Given exercise a:
Reproduce the entries below, beginning at their first line and stopping after the line that contains "job-label: 273 (305, 330, 316, 336)".

Source passage:
☆ ☆ ☆ ☆

On the puppetmaster, one ruby process consumes 100% CPU during a few minutes, 
then the client says:
<pre>
err: Could not call puppetmaster.getconfig: #<RuntimeError: HTTP-Error: 500 
Internal Server Error>
err: Could not retrieve catalog: HTTP-Error: 500 Internal Server Error
</pre>

the ruby process continues running at 100%, and after a while we get this 
backtrace:
<pre>
[ pid=3338 file=ext/apache2/Hooks.cpp:547 time=2009-10-01 11:16:46.189 ]:
  Backend process 3465 did not return a valid HTTP response. It returned no 
data.

☆ ☆ ☆ ☆

Portion of a data file
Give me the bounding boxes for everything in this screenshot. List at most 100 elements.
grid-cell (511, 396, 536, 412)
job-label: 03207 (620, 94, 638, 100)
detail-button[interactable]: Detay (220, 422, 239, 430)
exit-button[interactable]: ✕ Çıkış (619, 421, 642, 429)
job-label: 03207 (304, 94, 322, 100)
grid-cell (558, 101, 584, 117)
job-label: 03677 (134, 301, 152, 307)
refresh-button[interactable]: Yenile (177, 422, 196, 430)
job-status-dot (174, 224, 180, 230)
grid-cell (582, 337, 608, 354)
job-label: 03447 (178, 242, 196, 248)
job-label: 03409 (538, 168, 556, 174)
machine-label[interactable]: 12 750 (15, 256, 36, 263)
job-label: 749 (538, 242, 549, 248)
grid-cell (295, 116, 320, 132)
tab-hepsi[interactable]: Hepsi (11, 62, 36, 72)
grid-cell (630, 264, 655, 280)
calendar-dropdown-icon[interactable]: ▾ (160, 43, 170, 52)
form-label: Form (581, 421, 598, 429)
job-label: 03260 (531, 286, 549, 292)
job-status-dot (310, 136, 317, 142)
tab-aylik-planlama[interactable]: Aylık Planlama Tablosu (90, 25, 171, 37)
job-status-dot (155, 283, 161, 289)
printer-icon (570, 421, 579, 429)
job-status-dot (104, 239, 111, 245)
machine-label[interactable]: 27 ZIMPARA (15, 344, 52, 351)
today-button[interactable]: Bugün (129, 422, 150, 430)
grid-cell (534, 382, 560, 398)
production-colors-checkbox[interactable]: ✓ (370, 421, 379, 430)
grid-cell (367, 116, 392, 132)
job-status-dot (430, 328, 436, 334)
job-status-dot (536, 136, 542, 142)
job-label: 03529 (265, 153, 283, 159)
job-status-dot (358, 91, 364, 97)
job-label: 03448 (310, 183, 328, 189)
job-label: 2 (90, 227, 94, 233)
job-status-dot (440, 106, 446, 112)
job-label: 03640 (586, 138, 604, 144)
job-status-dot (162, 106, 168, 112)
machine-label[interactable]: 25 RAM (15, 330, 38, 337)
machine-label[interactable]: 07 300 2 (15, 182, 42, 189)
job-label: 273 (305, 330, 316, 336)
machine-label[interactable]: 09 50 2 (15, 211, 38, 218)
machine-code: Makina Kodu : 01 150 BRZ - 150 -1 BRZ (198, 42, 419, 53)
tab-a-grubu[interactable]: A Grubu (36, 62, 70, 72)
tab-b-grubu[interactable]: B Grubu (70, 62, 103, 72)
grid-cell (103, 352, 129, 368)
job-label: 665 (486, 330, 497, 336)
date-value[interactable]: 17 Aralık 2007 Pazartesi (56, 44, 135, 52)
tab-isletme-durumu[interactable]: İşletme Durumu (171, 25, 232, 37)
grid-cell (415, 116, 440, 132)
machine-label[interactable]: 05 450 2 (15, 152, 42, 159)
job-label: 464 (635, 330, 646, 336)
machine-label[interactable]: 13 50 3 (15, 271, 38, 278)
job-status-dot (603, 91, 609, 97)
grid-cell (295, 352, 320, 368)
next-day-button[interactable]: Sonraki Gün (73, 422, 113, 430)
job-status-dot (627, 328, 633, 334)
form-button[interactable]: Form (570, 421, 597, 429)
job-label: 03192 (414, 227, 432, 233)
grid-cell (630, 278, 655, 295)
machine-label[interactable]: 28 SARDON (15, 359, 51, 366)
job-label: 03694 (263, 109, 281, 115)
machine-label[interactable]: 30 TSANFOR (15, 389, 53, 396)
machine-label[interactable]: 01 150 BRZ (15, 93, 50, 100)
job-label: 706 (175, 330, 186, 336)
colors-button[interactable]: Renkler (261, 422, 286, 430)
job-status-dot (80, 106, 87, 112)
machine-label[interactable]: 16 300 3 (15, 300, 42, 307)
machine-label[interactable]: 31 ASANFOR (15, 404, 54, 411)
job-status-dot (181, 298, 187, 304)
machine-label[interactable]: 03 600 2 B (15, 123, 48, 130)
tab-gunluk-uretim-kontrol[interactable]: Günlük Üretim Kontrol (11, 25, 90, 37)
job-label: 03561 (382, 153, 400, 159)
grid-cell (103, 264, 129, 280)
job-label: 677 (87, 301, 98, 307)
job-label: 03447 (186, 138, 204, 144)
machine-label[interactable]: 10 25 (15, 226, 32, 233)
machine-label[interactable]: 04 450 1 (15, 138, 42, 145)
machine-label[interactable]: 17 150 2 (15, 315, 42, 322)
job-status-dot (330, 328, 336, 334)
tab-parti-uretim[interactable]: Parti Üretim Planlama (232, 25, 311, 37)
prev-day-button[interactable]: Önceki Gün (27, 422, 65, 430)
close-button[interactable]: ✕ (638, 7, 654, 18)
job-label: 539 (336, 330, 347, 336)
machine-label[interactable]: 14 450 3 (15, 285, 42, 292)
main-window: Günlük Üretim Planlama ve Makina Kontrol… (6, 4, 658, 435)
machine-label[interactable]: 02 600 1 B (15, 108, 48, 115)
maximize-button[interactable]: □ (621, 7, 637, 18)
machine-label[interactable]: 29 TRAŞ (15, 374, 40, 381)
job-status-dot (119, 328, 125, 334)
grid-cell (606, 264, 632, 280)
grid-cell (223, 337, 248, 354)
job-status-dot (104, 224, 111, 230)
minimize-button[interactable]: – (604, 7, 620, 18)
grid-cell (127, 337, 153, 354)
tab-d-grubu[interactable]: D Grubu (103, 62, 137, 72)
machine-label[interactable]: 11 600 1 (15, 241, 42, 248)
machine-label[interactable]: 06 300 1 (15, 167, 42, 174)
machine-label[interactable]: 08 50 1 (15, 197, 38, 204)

☆ ☆ ☆ ☆

Given exercise b:
Does each statement agree with the puppetmaster excerpt above? Answer yes or no for each, and quote the words of the excerpt that decide it. (i) The client reports an HTTP 500 Internal Server Error. (ii) The ruby process stops once the client reports the error. (iii) Backend process 3465 returned no data.

Final answer a:
Give me the bounding boxes for everything in this screenshot. List at most 100 elements.
grid-cell (511, 396, 536, 412)
job-label: 03207 (620, 94, 638, 100)
detail-button[interactable]: Detay (220, 422, 239, 430)
exit-button[interactable]: ✕ Çıkış (619, 421, 642, 429)
job-label: 03207 (304, 94, 322, 100)
grid-cell (558, 101, 584, 117)
job-label: 03677 (134, 301, 152, 307)
refresh-button[interactable]: Yenile (177, 422, 196, 430)
job-status-dot (174, 224, 180, 230)
grid-cell (582, 337, 608, 354)
job-label: 03447 (178, 242, 196, 248)
job-label: 03409 (538, 168, 556, 174)
machine-label[interactable]: 12 750 (15, 256, 36, 263)
job-label: 749 (538, 242, 549, 248)
grid-cell (295, 116, 320, 132)
tab-hepsi[interactable]: Hepsi (11, 62, 36, 72)
grid-cell (630, 264, 655, 280)
calendar-dropdown-icon[interactable]: ▾ (160, 43, 170, 52)
form-label: Form (581, 421, 598, 429)
job-label: 03260 (531, 286, 549, 292)
job-status-dot (310, 136, 317, 142)
tab-aylik-planlama[interactable]: Aylık Planlama Tablosu (90, 25, 171, 37)
job-status-dot (155, 283, 161, 289)
printer-icon (570, 421, 579, 429)
job-status-dot (104, 239, 111, 245)
machine-label[interactable]: 27 ZIMPARA (15, 344, 52, 351)
today-button[interactable]: Bugün (129, 422, 150, 430)
grid-cell (534, 382, 560, 398)
production-colors-checkbox[interactable]: ✓ (370, 421, 379, 430)
grid-cell (367, 116, 392, 132)
job-status-dot (430, 328, 436, 334)
job-status-dot (536, 136, 542, 142)
job-label: 03529 (265, 153, 283, 159)
job-status-dot (358, 91, 364, 97)
job-label: 03448 (310, 183, 328, 189)
job-label: 2 (90, 227, 94, 233)
job-status-dot (440, 106, 446, 112)
job-label: 03640 (586, 138, 604, 144)
job-status-dot (162, 106, 168, 112)
machine-label[interactable]: 25 RAM (15, 330, 38, 337)
machine-label[interactable]: 07 300 2 (15, 182, 42, 189)
job-label: 273 (305, 330, 316, 336)

Final answer b:
(i) Yes: "err: Could not retrieve catalog: HTTP-Error: 500 Internal Server Error"
(ii) No: "the ruby process continues running at 100%"
(iii) Yes: "It returned no data."